* DATASET CONTENT *
** Begin **
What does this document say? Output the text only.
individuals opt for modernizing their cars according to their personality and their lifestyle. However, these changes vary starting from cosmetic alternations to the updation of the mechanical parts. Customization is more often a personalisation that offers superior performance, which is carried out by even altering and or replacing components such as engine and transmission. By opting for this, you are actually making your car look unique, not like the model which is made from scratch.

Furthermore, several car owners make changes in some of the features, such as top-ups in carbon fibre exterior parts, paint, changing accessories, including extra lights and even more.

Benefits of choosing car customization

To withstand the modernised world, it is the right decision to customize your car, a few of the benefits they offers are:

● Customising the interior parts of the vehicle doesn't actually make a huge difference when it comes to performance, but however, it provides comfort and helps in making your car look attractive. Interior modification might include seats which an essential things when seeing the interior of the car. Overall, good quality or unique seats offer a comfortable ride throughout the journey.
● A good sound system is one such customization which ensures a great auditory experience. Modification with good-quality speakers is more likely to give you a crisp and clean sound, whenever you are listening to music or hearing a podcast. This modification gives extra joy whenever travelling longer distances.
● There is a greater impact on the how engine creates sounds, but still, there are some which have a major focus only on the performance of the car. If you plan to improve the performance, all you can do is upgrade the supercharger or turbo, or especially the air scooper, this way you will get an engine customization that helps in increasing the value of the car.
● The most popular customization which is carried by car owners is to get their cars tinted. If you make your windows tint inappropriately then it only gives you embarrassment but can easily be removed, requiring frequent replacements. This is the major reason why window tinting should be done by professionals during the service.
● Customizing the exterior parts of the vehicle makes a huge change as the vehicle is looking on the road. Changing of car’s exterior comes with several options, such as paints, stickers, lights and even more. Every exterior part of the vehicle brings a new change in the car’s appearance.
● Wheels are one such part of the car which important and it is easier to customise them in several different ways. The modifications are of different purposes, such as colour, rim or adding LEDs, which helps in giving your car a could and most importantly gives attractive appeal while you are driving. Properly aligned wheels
** End **
** Begin **
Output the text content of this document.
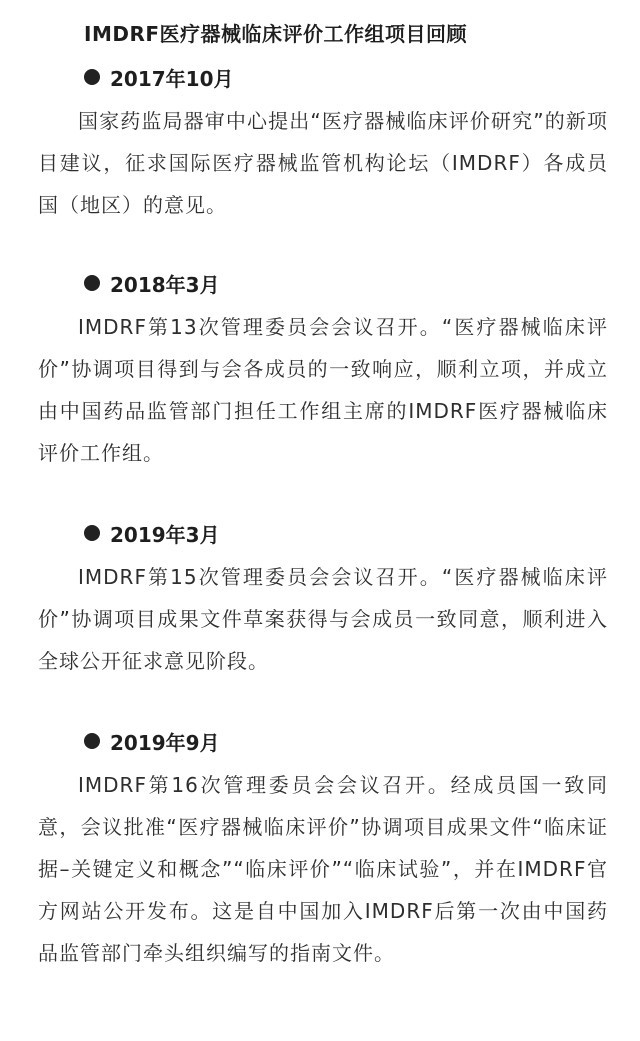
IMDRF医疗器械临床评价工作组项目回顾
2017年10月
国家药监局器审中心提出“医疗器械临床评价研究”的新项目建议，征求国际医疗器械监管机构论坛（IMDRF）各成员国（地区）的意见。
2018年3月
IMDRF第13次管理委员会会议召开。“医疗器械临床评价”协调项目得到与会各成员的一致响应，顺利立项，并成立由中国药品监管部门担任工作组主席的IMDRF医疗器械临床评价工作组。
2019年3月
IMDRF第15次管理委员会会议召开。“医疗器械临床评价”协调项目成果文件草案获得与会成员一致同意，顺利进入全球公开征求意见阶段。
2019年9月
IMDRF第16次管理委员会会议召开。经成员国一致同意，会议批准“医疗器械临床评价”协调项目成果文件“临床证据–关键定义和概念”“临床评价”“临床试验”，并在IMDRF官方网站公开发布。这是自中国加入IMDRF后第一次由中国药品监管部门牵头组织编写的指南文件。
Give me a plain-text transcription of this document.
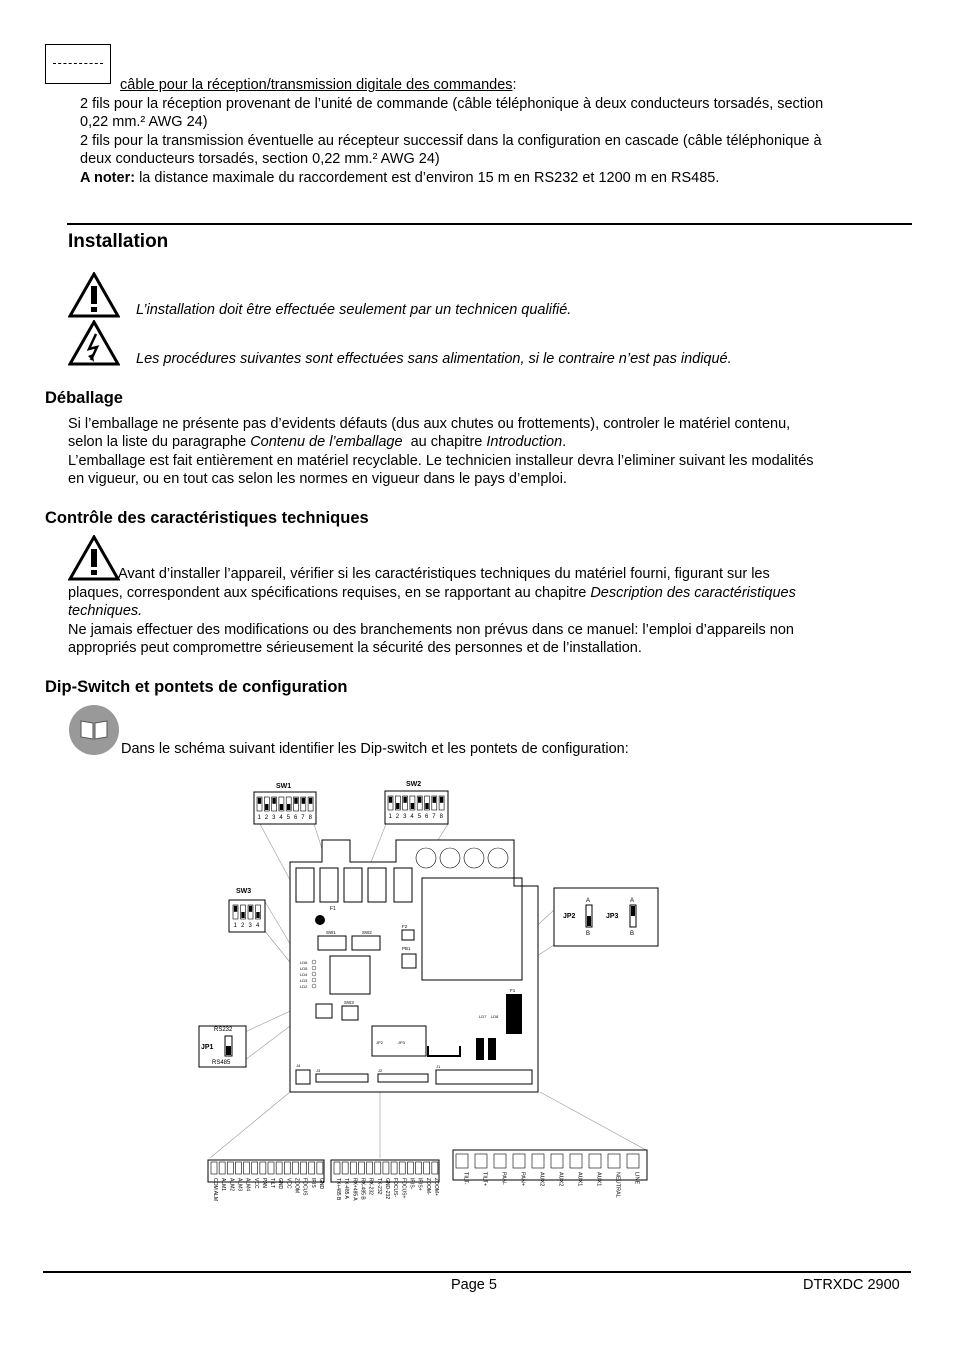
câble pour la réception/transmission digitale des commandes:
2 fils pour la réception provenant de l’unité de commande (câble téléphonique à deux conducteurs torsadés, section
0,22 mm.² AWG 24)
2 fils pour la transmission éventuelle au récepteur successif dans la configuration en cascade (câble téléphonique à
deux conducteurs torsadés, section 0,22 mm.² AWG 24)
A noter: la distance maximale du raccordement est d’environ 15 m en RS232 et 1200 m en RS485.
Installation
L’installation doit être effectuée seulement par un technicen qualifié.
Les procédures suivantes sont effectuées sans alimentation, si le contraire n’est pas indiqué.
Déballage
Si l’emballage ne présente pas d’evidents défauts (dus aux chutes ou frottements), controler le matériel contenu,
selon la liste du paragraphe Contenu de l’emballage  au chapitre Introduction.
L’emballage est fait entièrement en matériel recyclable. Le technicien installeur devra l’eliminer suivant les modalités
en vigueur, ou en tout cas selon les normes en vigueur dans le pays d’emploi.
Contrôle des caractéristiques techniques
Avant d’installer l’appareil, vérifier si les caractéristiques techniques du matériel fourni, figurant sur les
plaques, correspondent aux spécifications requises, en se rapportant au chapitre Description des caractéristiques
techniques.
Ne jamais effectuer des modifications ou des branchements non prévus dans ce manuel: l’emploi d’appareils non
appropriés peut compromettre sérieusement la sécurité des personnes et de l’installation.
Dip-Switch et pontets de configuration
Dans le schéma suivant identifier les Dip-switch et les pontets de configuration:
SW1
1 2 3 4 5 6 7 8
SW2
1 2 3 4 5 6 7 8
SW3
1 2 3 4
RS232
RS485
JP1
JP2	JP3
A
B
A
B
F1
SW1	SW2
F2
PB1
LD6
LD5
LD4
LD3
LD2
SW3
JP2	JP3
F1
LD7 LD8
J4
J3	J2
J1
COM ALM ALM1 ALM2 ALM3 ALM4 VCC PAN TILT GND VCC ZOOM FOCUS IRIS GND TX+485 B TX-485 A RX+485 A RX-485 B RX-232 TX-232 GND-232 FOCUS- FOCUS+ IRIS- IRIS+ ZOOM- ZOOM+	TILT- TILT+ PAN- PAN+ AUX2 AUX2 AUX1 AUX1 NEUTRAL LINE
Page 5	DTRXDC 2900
** End **
* TASK REQUIREMENTS *
Gather each line from the listing above that holds "réception".

* TASK RESULT *
câble pour la réception/transmission digitale des commandes:
2 fils pour la réception provenant de l’unité de commande (câble téléphonique à deux conducteurs torsadés, section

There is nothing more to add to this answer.